─── Extracted data ───

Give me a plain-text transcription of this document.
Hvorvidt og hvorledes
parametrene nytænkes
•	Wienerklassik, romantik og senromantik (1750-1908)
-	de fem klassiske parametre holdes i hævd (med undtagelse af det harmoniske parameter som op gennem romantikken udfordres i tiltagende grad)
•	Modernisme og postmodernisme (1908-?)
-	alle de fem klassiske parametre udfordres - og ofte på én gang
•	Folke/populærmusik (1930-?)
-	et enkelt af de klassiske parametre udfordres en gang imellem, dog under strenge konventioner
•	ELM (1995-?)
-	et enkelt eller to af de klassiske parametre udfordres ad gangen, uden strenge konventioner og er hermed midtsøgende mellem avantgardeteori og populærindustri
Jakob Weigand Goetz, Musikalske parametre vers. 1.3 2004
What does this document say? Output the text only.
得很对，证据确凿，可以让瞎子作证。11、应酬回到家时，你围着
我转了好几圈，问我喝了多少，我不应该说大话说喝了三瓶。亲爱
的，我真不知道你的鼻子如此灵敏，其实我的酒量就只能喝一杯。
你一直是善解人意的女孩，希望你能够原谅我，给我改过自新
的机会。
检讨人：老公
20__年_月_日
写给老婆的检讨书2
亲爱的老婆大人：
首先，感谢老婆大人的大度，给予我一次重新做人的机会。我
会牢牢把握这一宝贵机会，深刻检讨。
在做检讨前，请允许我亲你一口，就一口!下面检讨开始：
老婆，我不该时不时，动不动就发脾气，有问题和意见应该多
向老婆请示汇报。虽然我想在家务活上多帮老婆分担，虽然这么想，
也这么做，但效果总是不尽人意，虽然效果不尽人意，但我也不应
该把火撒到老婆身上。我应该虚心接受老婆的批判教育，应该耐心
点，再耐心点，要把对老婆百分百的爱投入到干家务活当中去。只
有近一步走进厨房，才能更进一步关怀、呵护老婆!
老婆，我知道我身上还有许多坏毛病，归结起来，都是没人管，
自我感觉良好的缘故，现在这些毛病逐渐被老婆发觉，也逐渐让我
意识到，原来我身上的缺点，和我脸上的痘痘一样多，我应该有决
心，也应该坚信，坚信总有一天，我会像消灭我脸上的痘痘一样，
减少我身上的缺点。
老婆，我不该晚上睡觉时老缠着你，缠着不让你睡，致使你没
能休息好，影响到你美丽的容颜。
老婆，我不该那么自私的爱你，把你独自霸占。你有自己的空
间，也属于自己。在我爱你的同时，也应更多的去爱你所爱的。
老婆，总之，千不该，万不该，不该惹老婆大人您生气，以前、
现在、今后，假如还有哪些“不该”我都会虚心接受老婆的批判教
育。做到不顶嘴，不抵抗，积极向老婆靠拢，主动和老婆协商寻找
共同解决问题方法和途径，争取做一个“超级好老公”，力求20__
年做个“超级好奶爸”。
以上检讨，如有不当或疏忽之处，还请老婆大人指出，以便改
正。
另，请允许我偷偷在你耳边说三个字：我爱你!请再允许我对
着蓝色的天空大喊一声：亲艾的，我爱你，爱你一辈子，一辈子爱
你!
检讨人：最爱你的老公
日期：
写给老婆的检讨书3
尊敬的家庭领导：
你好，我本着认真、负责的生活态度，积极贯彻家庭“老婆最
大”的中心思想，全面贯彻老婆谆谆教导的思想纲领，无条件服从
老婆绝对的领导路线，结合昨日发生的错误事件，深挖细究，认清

───

### Exercise objective
Find every line in the records that contains the word "strenge"; copy those lines.

### Solution
-	et enkelt af de klassiske parametre udfordres en gang imellem, dog under strenge konventioner
-	et enkelt eller to af de klassiske parametre udfordres ad gangen, uden strenge konventioner og er hermed midtsøgende mellem avantgardeteori og populærindustri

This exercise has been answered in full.